═══ EXERCISE DATA ═══
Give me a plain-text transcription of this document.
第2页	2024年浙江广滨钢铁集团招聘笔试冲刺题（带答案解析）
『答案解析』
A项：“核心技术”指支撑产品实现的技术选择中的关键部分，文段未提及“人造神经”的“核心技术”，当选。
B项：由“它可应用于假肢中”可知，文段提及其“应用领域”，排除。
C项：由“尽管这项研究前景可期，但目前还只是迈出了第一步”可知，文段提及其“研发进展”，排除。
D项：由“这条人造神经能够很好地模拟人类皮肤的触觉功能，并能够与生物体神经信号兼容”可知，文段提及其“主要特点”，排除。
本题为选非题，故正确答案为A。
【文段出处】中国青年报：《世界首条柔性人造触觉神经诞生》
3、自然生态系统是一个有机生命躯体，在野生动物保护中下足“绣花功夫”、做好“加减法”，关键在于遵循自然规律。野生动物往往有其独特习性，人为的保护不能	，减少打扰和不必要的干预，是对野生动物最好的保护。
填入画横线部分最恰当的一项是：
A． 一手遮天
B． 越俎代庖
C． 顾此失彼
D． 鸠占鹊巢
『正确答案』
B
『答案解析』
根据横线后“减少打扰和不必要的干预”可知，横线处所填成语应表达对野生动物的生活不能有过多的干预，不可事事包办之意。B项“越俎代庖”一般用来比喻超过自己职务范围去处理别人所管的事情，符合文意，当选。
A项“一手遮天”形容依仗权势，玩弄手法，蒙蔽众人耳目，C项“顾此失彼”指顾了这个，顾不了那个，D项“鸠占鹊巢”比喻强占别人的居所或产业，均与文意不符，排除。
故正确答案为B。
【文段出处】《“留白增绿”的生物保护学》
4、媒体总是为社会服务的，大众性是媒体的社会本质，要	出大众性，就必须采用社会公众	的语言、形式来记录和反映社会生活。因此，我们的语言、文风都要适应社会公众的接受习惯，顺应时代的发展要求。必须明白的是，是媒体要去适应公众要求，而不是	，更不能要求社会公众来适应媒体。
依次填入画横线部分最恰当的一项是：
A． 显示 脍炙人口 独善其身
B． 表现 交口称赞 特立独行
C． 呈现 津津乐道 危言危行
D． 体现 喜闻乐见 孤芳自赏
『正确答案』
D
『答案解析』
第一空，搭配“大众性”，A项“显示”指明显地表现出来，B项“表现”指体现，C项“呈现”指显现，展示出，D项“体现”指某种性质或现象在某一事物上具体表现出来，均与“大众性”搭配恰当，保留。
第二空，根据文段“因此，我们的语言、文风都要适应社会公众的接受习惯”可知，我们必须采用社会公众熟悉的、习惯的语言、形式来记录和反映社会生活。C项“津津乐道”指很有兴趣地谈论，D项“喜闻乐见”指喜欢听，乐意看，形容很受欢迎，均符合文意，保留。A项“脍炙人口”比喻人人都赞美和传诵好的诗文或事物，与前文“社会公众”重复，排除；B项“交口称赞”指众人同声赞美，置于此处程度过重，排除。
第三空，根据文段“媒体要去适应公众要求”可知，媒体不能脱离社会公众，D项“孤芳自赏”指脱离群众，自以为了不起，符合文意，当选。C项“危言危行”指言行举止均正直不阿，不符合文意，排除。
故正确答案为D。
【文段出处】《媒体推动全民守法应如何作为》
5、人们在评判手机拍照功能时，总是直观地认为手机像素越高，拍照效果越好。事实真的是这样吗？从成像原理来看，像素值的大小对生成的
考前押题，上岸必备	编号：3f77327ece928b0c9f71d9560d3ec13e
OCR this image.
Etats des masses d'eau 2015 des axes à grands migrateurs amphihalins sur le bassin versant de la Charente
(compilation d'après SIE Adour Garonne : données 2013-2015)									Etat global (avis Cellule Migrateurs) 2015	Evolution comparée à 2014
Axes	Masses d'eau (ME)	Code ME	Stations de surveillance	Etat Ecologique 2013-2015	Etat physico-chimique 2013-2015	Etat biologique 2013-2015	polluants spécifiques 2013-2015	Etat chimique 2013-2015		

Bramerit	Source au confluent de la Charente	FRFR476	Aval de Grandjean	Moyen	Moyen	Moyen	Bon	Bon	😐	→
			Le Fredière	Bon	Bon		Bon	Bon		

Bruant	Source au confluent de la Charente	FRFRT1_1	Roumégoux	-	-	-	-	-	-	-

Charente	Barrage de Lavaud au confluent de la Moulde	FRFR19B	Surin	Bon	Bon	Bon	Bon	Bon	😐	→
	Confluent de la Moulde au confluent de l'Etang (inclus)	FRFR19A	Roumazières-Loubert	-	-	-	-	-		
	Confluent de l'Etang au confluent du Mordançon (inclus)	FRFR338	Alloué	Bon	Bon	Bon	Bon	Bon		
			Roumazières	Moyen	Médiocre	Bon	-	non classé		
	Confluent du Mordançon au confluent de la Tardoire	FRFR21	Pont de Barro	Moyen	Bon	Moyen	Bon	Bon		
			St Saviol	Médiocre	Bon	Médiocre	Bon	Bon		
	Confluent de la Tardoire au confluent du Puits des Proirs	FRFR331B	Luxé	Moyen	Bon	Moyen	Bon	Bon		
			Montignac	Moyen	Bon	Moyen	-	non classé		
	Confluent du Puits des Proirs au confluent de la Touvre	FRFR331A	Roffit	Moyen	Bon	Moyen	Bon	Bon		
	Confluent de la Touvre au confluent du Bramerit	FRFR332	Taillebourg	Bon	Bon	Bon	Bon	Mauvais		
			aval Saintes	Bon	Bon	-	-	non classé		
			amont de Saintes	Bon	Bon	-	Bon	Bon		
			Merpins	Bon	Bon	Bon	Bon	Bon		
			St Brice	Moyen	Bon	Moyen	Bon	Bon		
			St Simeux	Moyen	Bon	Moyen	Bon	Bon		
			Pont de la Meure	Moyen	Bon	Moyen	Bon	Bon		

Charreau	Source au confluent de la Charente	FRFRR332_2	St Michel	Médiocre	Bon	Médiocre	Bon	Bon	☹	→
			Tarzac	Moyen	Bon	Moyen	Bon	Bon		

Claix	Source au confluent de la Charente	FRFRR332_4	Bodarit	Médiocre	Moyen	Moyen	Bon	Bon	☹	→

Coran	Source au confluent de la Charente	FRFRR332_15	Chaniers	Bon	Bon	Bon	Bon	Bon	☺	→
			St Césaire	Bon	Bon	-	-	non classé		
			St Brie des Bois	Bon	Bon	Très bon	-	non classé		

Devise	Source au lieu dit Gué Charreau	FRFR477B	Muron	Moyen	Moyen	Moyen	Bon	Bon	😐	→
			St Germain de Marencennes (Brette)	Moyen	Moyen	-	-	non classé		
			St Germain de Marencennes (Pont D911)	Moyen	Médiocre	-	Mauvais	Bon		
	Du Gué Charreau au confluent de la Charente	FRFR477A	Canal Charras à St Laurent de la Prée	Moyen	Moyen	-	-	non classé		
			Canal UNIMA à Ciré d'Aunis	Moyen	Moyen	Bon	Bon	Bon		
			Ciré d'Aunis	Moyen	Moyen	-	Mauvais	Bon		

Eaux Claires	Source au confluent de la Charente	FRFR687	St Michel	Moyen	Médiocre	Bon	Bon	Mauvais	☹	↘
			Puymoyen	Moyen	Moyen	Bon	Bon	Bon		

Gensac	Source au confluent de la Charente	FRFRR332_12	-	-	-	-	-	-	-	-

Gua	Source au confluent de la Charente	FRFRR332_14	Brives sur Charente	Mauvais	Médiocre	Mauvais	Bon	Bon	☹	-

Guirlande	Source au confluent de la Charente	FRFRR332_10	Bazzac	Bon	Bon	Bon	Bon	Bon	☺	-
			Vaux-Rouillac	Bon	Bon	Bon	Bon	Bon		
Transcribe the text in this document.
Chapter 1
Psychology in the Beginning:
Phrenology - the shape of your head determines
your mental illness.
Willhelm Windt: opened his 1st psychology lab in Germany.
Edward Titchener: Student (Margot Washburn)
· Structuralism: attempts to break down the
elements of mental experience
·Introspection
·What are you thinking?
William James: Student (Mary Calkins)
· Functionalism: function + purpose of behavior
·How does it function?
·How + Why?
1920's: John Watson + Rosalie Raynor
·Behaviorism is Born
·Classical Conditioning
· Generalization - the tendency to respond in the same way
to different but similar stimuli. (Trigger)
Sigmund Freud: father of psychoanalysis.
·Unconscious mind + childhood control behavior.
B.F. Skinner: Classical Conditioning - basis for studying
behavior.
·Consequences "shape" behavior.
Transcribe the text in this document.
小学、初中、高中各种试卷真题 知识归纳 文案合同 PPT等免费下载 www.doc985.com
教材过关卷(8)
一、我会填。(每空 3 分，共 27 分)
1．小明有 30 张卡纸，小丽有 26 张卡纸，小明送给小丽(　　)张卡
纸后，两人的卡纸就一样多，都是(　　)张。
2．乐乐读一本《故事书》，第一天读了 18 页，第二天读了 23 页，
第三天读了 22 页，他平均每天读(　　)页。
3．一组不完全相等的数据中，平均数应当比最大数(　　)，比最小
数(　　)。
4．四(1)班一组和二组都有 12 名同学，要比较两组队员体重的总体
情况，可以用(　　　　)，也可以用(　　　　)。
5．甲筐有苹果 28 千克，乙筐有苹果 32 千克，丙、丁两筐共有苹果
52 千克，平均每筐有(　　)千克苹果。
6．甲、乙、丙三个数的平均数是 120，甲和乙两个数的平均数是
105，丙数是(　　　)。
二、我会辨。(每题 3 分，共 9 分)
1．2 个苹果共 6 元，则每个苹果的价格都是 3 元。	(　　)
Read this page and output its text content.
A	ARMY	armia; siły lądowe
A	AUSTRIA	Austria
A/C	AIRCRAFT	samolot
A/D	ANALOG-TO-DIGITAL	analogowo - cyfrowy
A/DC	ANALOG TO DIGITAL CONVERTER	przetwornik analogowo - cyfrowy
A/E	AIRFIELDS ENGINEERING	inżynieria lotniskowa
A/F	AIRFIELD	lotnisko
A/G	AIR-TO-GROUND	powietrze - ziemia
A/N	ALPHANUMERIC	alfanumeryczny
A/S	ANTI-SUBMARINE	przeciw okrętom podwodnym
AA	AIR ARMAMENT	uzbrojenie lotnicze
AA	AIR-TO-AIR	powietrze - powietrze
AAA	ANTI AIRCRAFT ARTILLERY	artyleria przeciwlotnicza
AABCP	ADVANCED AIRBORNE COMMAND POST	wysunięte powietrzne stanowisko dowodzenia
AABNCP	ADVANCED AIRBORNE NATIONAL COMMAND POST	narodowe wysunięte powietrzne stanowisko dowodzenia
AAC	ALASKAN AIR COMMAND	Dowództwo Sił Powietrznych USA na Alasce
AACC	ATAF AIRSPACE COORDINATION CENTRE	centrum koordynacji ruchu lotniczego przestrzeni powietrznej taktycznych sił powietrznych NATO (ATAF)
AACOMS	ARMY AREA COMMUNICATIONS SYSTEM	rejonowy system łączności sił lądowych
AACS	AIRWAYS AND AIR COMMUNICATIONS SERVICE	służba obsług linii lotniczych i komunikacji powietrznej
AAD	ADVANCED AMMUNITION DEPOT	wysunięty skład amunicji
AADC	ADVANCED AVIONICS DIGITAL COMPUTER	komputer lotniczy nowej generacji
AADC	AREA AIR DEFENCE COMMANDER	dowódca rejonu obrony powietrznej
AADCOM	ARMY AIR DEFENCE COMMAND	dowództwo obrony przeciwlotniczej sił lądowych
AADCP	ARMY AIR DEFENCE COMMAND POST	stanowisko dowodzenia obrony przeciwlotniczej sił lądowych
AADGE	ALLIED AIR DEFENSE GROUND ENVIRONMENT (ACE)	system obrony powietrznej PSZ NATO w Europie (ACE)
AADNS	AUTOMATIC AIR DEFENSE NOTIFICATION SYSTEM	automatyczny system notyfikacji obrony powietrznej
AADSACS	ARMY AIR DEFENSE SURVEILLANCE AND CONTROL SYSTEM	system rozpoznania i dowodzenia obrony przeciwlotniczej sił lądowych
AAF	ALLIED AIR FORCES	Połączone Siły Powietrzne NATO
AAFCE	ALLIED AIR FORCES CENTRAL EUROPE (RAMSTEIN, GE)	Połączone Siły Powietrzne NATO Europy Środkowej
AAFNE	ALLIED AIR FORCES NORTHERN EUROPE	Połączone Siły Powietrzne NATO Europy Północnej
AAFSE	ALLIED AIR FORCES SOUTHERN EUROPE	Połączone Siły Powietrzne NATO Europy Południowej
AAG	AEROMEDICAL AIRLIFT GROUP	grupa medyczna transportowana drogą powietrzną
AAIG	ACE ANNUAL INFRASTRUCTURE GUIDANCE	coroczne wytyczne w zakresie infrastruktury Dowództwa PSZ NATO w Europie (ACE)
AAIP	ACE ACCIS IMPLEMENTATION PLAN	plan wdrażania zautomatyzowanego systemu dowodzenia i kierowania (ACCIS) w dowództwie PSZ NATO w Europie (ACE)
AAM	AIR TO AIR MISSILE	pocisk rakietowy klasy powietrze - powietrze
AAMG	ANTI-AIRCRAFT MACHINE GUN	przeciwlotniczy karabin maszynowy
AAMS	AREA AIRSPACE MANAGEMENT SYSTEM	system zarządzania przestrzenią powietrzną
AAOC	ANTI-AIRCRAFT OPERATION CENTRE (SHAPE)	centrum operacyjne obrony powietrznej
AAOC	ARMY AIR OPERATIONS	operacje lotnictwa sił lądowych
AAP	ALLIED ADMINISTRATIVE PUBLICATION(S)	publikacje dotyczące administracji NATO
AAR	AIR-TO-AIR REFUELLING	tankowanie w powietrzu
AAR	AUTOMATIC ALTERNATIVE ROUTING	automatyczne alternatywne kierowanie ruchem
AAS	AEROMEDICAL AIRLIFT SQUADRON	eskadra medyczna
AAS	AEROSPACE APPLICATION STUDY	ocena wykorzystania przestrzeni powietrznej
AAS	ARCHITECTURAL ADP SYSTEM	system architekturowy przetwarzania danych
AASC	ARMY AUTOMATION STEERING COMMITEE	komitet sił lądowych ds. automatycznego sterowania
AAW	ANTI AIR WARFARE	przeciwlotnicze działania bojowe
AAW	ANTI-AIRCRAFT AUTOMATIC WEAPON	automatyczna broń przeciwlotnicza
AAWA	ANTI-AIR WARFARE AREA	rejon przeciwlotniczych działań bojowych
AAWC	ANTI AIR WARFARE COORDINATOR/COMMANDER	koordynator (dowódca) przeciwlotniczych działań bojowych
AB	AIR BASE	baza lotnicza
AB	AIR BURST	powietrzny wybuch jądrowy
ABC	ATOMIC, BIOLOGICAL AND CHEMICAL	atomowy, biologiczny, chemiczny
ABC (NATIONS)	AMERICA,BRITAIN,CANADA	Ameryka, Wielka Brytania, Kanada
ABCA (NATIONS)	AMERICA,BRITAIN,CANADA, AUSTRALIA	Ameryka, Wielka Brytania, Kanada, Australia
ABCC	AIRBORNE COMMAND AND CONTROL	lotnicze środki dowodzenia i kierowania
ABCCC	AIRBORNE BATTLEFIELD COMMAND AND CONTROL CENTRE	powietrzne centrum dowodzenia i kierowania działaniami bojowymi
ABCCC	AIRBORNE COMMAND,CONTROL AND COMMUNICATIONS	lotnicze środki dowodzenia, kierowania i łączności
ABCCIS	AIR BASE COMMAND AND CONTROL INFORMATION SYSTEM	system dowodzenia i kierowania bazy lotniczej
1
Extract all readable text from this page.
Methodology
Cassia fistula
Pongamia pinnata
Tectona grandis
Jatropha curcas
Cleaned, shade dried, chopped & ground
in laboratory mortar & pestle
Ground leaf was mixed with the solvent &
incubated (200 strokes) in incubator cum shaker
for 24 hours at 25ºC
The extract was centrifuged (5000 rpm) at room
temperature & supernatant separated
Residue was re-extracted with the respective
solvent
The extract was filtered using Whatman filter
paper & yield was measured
═══
**THE TASK:** Of the lines above, how many hold the string "EUROPE"? Answer with only the number.

**COMPLETED EXERCISE:** 3